▶ **WHAT YOU HAVE TO DO**: What follows is a set of records, each of which is to be written out exactly.

▶ **ENTRIES**:
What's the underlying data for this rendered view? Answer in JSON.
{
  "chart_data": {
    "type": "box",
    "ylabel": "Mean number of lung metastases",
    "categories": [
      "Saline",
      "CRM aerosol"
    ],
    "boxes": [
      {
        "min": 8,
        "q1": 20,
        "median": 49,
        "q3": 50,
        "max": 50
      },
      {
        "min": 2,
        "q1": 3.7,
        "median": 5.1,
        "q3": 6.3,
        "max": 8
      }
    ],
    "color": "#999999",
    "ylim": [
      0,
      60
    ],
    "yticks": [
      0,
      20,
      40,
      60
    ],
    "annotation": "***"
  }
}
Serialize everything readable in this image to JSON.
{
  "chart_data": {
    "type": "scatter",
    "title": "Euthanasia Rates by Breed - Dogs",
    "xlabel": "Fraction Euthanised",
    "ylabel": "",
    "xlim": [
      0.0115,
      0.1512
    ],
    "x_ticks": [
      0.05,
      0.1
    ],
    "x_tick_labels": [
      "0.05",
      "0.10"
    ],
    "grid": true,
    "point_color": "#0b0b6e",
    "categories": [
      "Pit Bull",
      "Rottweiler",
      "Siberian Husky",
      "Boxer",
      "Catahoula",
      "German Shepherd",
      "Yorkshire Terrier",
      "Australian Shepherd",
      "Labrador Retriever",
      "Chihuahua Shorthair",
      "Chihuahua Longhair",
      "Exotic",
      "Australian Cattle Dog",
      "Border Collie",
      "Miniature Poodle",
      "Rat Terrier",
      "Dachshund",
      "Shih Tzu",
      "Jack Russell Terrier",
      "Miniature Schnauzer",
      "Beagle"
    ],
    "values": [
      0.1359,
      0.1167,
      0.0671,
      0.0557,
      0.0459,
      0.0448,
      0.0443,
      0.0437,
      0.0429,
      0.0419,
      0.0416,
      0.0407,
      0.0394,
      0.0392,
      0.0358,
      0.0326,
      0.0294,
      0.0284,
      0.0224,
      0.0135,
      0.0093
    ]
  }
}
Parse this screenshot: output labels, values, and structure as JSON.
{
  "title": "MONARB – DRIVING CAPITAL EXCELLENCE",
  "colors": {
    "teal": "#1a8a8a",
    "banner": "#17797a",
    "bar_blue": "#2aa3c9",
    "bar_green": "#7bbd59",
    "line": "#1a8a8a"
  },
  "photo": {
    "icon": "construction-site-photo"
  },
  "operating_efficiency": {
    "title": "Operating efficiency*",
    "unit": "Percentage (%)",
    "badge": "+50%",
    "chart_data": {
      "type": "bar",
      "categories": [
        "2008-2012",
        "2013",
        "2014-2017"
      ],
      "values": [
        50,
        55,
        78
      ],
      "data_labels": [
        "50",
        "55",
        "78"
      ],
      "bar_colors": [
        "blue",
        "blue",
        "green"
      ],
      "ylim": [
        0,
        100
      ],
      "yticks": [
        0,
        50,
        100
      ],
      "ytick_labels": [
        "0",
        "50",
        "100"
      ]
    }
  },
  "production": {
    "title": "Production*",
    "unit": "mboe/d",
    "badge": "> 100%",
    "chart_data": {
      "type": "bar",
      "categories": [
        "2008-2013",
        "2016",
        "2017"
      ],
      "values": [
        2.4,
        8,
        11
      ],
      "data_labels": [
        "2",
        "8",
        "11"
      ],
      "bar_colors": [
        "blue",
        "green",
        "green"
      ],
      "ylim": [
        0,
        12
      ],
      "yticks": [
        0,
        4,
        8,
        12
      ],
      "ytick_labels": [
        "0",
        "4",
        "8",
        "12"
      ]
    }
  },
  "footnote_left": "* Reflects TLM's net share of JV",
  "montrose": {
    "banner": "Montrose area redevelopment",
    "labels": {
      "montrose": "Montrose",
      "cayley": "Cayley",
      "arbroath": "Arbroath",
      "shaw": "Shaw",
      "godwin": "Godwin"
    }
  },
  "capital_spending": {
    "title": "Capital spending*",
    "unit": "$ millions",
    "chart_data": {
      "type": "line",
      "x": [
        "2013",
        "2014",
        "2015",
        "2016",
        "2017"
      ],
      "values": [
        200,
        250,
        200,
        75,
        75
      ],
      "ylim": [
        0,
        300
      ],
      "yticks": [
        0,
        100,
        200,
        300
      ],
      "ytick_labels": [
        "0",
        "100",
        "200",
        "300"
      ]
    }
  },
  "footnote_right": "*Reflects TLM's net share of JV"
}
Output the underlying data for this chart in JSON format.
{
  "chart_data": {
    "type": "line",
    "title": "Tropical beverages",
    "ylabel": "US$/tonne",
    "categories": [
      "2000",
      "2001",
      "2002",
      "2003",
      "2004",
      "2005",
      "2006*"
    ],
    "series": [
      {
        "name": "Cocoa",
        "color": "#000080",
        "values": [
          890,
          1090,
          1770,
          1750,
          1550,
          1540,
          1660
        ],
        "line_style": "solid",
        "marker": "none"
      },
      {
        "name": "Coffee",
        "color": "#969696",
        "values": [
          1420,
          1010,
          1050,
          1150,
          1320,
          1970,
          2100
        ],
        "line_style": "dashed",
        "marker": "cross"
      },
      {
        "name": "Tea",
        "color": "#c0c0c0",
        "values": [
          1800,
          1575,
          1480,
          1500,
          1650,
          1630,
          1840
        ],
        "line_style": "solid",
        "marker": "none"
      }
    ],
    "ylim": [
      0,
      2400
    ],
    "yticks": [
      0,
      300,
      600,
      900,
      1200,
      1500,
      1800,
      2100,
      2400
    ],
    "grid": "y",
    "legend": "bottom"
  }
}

▶ **OUTPUT**:
What's the underlying data for this rendered view? Answer in JSON.
{
  "chart_data": {
    "type": "box",
    "ylabel": "Mean number of lung metastases",
    "categories": [
      "Saline",
      "CRM aerosol"
    ],
    "boxes": [
      {
        "min": 8,
        "q1": 20,
        "median": 49,
        "q3": 50,
        "max": 50
      },
      {
        "min": 2,
        "q1": 3.7,
        "median": 5.1,
        "q3": 6.3,
        "max": 8
      }
    ],
    "color": "#999999",
    "ylim": [
      0,
      60
    ],
    "yticks": [
      0,
      20,
      40,
      60
    ],
    "annotation": "***"
  }
}
Serialize everything readable in this image to JSON.
{
  "chart_data": {
    "type": "scatter",
    "title": "Euthanasia Rates by Breed - Dogs",
    "xlabel": "Fraction Euthanised",
    "ylabel": "",
    "xlim": [
      0.0115,
      0.1512
    ],
    "x_ticks": [
      0.05,
      0.1
    ],
    "x_tick_labels": [
      "0.05",
      "0.10"
    ],
    "grid": true,
    "point_color": "#0b0b6e",
    "categories": [
      "Pit Bull",
      "Rottweiler",
      "Siberian Husky",
      "Boxer",
      "Catahoula",
      "German Shepherd",
      "Yorkshire Terrier",
      "Australian Shepherd",
      "Labrador Retriever",
      "Chihuahua Shorthair",
      "Chihuahua Longhair",
      "Exotic",
      "Australian Cattle Dog",
      "Border Collie",
      "Miniature Poodle",
      "Rat Terrier",
      "Dachshund",
      "Shih Tzu",
      "Jack Russell Terrier",
      "Miniature Schnauzer",
      "Beagle"
    ],
    "values": [
      0.1359,
      0.1167,
      0.0671,
      0.0557,
      0.0459,
      0.0448,
      0.0443,
      0.0437,
      0.0429,
      0.0419,
      0.0416,
      0.0407,
      0.0394,
      0.0392,
      0.0358,
      0.0326,
      0.0294,
      0.0284,
      0.0224,
      0.0135,
      0.0093
    ]
  }
}
Parse this screenshot: output labels, values, and structure as JSON.
{
  "title": "MONARB – DRIVING CAPITAL EXCELLENCE",
  "colors": {
    "teal": "#1a8a8a",
    "banner": "#17797a",
    "bar_blue": "#2aa3c9",
    "bar_green": "#7bbd59",
    "line": "#1a8a8a"
  },
  "photo": {
    "icon": "construction-site-photo"
  },
  "operating_efficiency": {
    "title": "Operating efficiency*",
    "unit": "Percentage (%)",
    "badge": "+50%",
    "chart_data": {
      "type": "bar",
      "categories": [
        "2008-2012",
        "2013",
        "2014-2017"
      ],
      "values": [
        50,
        55,
        78
      ],
      "data_labels": [
        "50",
        "55",
        "78"
      ],
      "bar_colors": [
        "blue",
        "blue",
        "green"
      ],
      "ylim": [
        0,
        100
      ],
      "yticks": [
        0,
        50,
        100
      ],
      "ytick_labels": [
        "0",
        "50",
        "100"
      ]
    }
  },
  "production": {
    "title": "Production*",
    "unit": "mboe/d",
    "badge": "> 100%",
    "chart_data": {
      "type": "bar",
      "categories": [
        "2008-2013",
        "2016",
        "2017"
      ],
      "values": [
        2.4,
        8,
        11
      ],
      "data_labels": [
        "2",
        "8",
        "11"
      ],
      "bar_colors": [
        "blue",
        "green",
        "green"
      ],
      "ylim": [
        0,
        12
      ],
      "yticks": [
        0,
        4,
        8,
        12
      ],
      "ytick_labels": [
        "0",
        "4",
        "8",
        "12"
      ]
    }
  },
  "footnote_left": "* Reflects TLM's net share of JV",
  "montrose": {
    "banner": "Montrose area redevelopment",
    "labels": {
      "montrose": "Montrose",
      "cayley": "Cayley",
      "arbroath": "Arbroath",
      "shaw": "Shaw",
      "godwin": "Godwin"
    }
  },
  "capital_spending": {
    "title": "Capital spending*",
    "unit": "$ millions",
    "chart_data": {
      "type": "line",
      "x": [
        "2013",
        "2014",
        "2015",
        "2016",
        "2017"
      ],
      "values": [
        200,
        250,
        200,
        75,
        75
      ],
      "ylim": [
        0,
        300
      ],
      "yticks": [
        0,
        100,
        200,
        300
      ],
      "ytick_labels": [
        "0",
        "100",
        "200",
        "300"
      ]
    }
  },
  "footnote_right": "*Reflects TLM's net share of JV"
}
Output the underlying data for this chart in JSON format.
{
  "chart_data": {
    "type": "line",
    "title": "Tropical beverages",
    "ylabel": "US$/tonne",
    "categories": [
      "2000",
      "2001",
      "2002",
      "2003",
      "2004",
      "2005",
      "2006*"
    ],
    "series": [
      {
        "name": "Cocoa",
        "color": "#000080",
        "values": [
          890,
          1090,
          1770,
          1750,
          1550,
          1540,
          1660
        ],
        "line_style": "solid",
        "marker": "none"
      },
      {
        "name": "Coffee",
        "color": "#969696",
        "values": [
          1420,
          1010,
          1050,
          1150,
          1320,
          1970,
          2100
        ],
        "line_style": "dashed",
        "marker": "cross"
      },
      {
        "name": "Tea",
        "color": "#c0c0c0",
        "values": [
          1800,
          1575,
          1480,
          1500,
          1650,
          1630,
          1840
        ],
        "line_style": "solid",
        "marker": "none"
      }
    ],
    "ylim": [
      0,
      2400
    ],
    "yticks": [
      0,
      300,
      600,
      900,
      1200,
      1500,
      1800,
      2100,
      2400
    ],
    "grid": "y",
    "legend": "bottom"
  }
}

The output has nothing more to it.